- _ENTRIES_:
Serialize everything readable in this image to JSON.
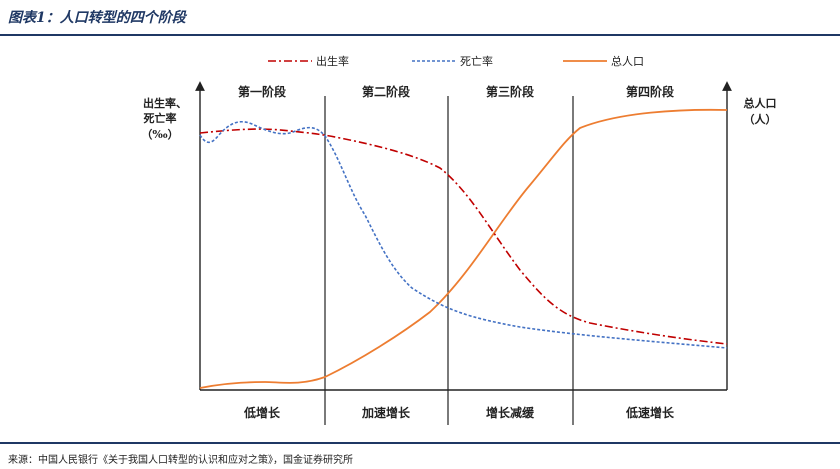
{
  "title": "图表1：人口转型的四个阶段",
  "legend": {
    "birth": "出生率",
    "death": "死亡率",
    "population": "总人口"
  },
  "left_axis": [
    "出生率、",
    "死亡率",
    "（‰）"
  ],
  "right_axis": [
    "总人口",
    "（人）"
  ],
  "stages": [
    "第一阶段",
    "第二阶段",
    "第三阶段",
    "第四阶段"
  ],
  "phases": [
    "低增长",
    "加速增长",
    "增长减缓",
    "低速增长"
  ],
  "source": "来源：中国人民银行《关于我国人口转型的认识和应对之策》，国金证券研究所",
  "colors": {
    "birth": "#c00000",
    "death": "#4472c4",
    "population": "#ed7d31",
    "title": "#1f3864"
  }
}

- _EXERCISE AIM_:
Repeat the material exactly as it reads, without any of its pictures.

- _REPLY TO THE TASK_:
Serialize everything readable in this image to JSON.
{
  "title": "图表1：人口转型的四个阶段",
  "legend": {
    "birth": "出生率",
    "death": "死亡率",
    "population": "总人口"
  },
  "left_axis": [
    "出生率、",
    "死亡率",
    "（‰）"
  ],
  "right_axis": [
    "总人口",
    "（人）"
  ],
  "stages": [
    "第一阶段",
    "第二阶段",
    "第三阶段",
    "第四阶段"
  ],
  "phases": [
    "低增长",
    "加速增长",
    "增长减缓",
    "低速增长"
  ],
  "source": "来源：中国人民银行《关于我国人口转型的认识和应对之策》，国金证券研究所",
  "colors": {
    "birth": "#c00000",
    "death": "#4472c4",
    "population": "#ed7d31",
    "title": "#1f3864"
  }
}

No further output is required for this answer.